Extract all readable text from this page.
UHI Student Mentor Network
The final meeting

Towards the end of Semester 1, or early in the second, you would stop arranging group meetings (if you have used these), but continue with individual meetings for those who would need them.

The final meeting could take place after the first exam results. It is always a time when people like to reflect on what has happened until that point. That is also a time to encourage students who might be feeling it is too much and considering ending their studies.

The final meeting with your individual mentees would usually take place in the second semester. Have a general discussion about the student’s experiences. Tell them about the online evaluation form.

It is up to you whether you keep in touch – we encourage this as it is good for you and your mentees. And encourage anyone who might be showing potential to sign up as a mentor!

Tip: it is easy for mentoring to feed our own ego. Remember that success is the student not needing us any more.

SET PROBLEM =
Each record above should be output again exactly.

COMPLETE RESPONSE =
Extract all readable text from this page.
UHI Student Mentor Network
The final meeting

Towards the end of Semester 1, or early in the second, you would stop arranging group meetings (if you have used these), but continue with individual meetings for those who would need them.

The final meeting could take place after the first exam results. It is always a time when people like to reflect on what has happened until that point. That is also a time to encourage students who might be feeling it is too much and considering ending their studies.

The final meeting with your individual mentees would usually take place in the second semester. Have a general discussion about the student’s experiences. Tell them about the online evaluation form.

It is up to you whether you keep in touch – we encourage this as it is good for you and your mentees. And encourage anyone who might be showing potential to sign up as a mentor!

Tip: it is easy for mentoring to feed our own ego. Remember that success is the student not needing us any more.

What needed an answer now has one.